(Data excerpts):
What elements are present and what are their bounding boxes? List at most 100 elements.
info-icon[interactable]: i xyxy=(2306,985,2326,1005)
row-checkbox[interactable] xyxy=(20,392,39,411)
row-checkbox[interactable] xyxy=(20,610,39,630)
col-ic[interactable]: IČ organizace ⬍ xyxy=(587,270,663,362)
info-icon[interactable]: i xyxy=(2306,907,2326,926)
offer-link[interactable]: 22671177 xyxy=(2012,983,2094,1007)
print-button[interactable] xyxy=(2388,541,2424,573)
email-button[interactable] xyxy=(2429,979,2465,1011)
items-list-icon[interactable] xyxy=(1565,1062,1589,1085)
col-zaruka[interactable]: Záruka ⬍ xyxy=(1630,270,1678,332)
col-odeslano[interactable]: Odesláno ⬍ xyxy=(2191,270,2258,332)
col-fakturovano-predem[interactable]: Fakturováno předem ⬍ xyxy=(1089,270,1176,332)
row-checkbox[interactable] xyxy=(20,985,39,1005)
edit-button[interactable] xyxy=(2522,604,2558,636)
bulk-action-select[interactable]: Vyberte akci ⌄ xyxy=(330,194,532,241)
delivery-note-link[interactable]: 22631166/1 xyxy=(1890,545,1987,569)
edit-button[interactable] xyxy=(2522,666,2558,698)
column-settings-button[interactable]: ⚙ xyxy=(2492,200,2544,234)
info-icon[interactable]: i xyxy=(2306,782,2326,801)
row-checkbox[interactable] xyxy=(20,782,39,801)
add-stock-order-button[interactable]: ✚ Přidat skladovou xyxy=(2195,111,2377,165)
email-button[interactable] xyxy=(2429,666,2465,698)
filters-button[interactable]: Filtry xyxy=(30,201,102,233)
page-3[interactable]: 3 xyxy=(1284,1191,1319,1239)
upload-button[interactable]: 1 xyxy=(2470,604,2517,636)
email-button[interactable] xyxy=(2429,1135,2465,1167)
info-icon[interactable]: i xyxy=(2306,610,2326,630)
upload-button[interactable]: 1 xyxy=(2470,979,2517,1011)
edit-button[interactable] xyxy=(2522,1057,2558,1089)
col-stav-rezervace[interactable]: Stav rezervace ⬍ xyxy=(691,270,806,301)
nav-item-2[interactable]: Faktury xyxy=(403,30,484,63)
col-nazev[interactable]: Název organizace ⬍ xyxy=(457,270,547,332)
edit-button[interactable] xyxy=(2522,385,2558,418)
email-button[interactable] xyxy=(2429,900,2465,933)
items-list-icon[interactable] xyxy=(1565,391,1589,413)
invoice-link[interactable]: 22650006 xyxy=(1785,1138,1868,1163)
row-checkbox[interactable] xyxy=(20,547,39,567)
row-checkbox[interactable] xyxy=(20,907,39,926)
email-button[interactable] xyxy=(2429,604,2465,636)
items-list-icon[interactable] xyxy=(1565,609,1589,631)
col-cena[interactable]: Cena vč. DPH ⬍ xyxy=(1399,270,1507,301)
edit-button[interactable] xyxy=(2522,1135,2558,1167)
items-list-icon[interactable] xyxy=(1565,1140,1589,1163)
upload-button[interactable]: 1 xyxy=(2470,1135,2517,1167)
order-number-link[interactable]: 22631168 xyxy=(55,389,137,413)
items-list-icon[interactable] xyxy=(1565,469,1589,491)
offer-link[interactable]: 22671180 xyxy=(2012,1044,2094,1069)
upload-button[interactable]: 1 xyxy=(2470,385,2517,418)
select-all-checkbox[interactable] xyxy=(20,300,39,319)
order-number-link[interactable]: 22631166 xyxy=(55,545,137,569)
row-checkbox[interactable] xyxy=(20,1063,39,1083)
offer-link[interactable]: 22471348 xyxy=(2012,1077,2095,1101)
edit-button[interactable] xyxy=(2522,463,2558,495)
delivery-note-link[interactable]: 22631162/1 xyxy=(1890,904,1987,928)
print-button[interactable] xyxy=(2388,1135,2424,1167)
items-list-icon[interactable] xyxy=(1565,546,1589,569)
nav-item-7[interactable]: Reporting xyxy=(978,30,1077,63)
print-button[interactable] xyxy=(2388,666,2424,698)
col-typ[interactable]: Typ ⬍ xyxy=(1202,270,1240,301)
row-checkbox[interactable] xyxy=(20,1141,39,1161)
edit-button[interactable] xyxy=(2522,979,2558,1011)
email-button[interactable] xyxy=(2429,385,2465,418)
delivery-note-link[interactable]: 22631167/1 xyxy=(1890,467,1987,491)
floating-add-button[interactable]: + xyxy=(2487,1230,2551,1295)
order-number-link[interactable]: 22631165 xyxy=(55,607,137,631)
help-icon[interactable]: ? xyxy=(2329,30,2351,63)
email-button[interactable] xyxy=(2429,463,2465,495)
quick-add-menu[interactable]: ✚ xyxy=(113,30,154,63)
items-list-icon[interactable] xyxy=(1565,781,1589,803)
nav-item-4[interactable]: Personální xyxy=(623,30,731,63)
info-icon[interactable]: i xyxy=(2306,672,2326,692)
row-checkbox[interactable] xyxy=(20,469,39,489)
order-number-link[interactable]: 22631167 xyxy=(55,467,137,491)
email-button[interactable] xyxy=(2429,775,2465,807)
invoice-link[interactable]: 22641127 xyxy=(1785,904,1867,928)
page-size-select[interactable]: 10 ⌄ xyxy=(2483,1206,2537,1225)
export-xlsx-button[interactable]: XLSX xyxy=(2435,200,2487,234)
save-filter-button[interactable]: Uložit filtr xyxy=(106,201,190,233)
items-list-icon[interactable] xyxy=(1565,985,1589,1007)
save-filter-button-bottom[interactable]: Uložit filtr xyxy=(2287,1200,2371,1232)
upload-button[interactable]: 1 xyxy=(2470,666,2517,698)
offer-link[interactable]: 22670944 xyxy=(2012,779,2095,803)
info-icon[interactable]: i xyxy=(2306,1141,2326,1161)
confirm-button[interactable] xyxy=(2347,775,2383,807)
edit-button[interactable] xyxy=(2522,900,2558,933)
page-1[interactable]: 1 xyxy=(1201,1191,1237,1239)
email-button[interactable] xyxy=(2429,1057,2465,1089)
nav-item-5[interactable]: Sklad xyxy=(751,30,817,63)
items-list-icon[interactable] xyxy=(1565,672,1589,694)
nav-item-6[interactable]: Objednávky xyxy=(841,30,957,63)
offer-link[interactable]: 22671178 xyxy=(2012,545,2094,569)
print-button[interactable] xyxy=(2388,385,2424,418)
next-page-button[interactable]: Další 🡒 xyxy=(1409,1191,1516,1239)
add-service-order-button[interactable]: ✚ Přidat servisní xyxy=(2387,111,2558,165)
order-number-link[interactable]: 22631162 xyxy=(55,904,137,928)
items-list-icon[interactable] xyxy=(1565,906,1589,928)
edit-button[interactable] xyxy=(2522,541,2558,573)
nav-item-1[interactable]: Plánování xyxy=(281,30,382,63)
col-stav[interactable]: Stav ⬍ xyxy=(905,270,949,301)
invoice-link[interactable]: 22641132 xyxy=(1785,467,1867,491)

(What this task involves):
Can you retype all of the records above, character for character?

(Answer for the task):
What elements are present and what are their bounding boxes? List at most 100 elements.
info-icon[interactable]: i xyxy=(2306,985,2326,1005)
row-checkbox[interactable] xyxy=(20,392,39,411)
row-checkbox[interactable] xyxy=(20,610,39,630)
col-ic[interactable]: IČ organizace ⬍ xyxy=(587,270,663,362)
info-icon[interactable]: i xyxy=(2306,907,2326,926)
offer-link[interactable]: 22671177 xyxy=(2012,983,2094,1007)
print-button[interactable] xyxy=(2388,541,2424,573)
email-button[interactable] xyxy=(2429,979,2465,1011)
items-list-icon[interactable] xyxy=(1565,1062,1589,1085)
col-zaruka[interactable]: Záruka ⬍ xyxy=(1630,270,1678,332)
col-odeslano[interactable]: Odesláno ⬍ xyxy=(2191,270,2258,332)
col-fakturovano-predem[interactable]: Fakturováno předem ⬍ xyxy=(1089,270,1176,332)
row-checkbox[interactable] xyxy=(20,985,39,1005)
edit-button[interactable] xyxy=(2522,604,2558,636)
bulk-action-select[interactable]: Vyberte akci ⌄ xyxy=(330,194,532,241)
delivery-note-link[interactable]: 22631166/1 xyxy=(1890,545,1987,569)
edit-button[interactable] xyxy=(2522,666,2558,698)
column-settings-button[interactable]: ⚙ xyxy=(2492,200,2544,234)
info-icon[interactable]: i xyxy=(2306,782,2326,801)
row-checkbox[interactable] xyxy=(20,782,39,801)
add-stock-order-button[interactable]: ✚ Přidat skladovou xyxy=(2195,111,2377,165)
email-button[interactable] xyxy=(2429,666,2465,698)
filters-button[interactable]: Filtry xyxy=(30,201,102,233)
page-3[interactable]: 3 xyxy=(1284,1191,1319,1239)
upload-button[interactable]: 1 xyxy=(2470,604,2517,636)
email-button[interactable] xyxy=(2429,1135,2465,1167)
info-icon[interactable]: i xyxy=(2306,610,2326,630)
upload-button[interactable]: 1 xyxy=(2470,979,2517,1011)
edit-button[interactable] xyxy=(2522,1057,2558,1089)
col-stav-rezervace[interactable]: Stav rezervace ⬍ xyxy=(691,270,806,301)
nav-item-2[interactable]: Faktury xyxy=(403,30,484,63)
col-nazev[interactable]: Název organizace ⬍ xyxy=(457,270,547,332)
edit-button[interactable] xyxy=(2522,385,2558,418)
email-button[interactable] xyxy=(2429,900,2465,933)
items-list-icon[interactable] xyxy=(1565,391,1589,413)
invoice-link[interactable]: 22650006 xyxy=(1785,1138,1868,1163)
row-checkbox[interactable] xyxy=(20,547,39,567)
row-checkbox[interactable] xyxy=(20,907,39,926)
email-button[interactable] xyxy=(2429,604,2465,636)
items-list-icon[interactable] xyxy=(1565,609,1589,631)
col-cena[interactable]: Cena vč. DPH ⬍ xyxy=(1399,270,1507,301)
edit-button[interactable] xyxy=(2522,1135,2558,1167)
items-list-icon[interactable] xyxy=(1565,1140,1589,1163)
upload-button[interactable]: 1 xyxy=(2470,1135,2517,1167)
order-number-link[interactable]: 22631168 xyxy=(55,389,137,413)
items-list-icon[interactable] xyxy=(1565,469,1589,491)
offer-link[interactable]: 22671180 xyxy=(2012,1044,2094,1069)
upload-button[interactable]: 1 xyxy=(2470,385,2517,418)
select-all-checkbox[interactable] xyxy=(20,300,39,319)
order-number-link[interactable]: 22631166 xyxy=(55,545,137,569)
row-checkbox[interactable] xyxy=(20,1063,39,1083)
offer-link[interactable]: 22471348 xyxy=(2012,1077,2095,1101)
edit-button[interactable] xyxy=(2522,463,2558,495)
delivery-note-link[interactable]: 22631162/1 xyxy=(1890,904,1987,928)
print-button[interactable] xyxy=(2388,1135,2424,1167)
items-list-icon[interactable] xyxy=(1565,546,1589,569)
nav-item-7[interactable]: Reporting xyxy=(978,30,1077,63)
print-button[interactable] xyxy=(2388,666,2424,698)
col-typ[interactable]: Typ ⬍ xyxy=(1202,270,1240,301)
row-checkbox[interactable] xyxy=(20,1141,39,1161)
edit-button[interactable] xyxy=(2522,979,2558,1011)
email-button[interactable] xyxy=(2429,385,2465,418)
delivery-note-link[interactable]: 22631167/1 xyxy=(1890,467,1987,491)
floating-add-button[interactable]: + xyxy=(2487,1230,2551,1295)
order-number-link[interactable]: 22631165 xyxy=(55,607,137,631)
help-icon[interactable]: ? xyxy=(2329,30,2351,63)
email-button[interactable] xyxy=(2429,463,2465,495)
quick-add-menu[interactable]: ✚ xyxy=(113,30,154,63)
items-list-icon[interactable] xyxy=(1565,781,1589,803)
nav-item-4[interactable]: Personální xyxy=(623,30,731,63)
info-icon[interactable]: i xyxy=(2306,672,2326,692)
row-checkbox[interactable] xyxy=(20,469,39,489)
order-number-link[interactable]: 22631167 xyxy=(55,467,137,491)
email-button[interactable] xyxy=(2429,775,2465,807)
invoice-link[interactable]: 22641127 xyxy=(1785,904,1867,928)
page-size-select[interactable]: 10 ⌄ xyxy=(2483,1206,2537,1225)
export-xlsx-button[interactable]: XLSX xyxy=(2435,200,2487,234)
save-filter-button[interactable]: Uložit filtr xyxy=(106,201,190,233)
items-list-icon[interactable] xyxy=(1565,985,1589,1007)
save-filter-button-bottom[interactable]: Uložit filtr xyxy=(2287,1200,2371,1232)
upload-button[interactable]: 1 xyxy=(2470,666,2517,698)
offer-link[interactable]: 22670944 xyxy=(2012,779,2095,803)
info-icon[interactable]: i xyxy=(2306,1141,2326,1161)
confirm-button[interactable] xyxy=(2347,775,2383,807)
edit-button[interactable] xyxy=(2522,900,2558,933)
page-1[interactable]: 1 xyxy=(1201,1191,1237,1239)
email-button[interactable] xyxy=(2429,1057,2465,1089)
nav-item-5[interactable]: Sklad xyxy=(751,30,817,63)
items-list-icon[interactable] xyxy=(1565,672,1589,694)
nav-item-6[interactable]: Objednávky xyxy=(841,30,957,63)
offer-link[interactable]: 22671178 xyxy=(2012,545,2094,569)
print-button[interactable] xyxy=(2388,385,2424,418)
next-page-button[interactable]: Další 🡒 xyxy=(1409,1191,1516,1239)
add-service-order-button[interactable]: ✚ Přidat servisní xyxy=(2387,111,2558,165)
order-number-link[interactable]: 22631162 xyxy=(55,904,137,928)
items-list-icon[interactable] xyxy=(1565,906,1589,928)
edit-button[interactable] xyxy=(2522,541,2558,573)
nav-item-1[interactable]: Plánování xyxy=(281,30,382,63)
col-stav[interactable]: Stav ⬍ xyxy=(905,270,949,301)
invoice-link[interactable]: 22641132 xyxy=(1785,467,1867,491)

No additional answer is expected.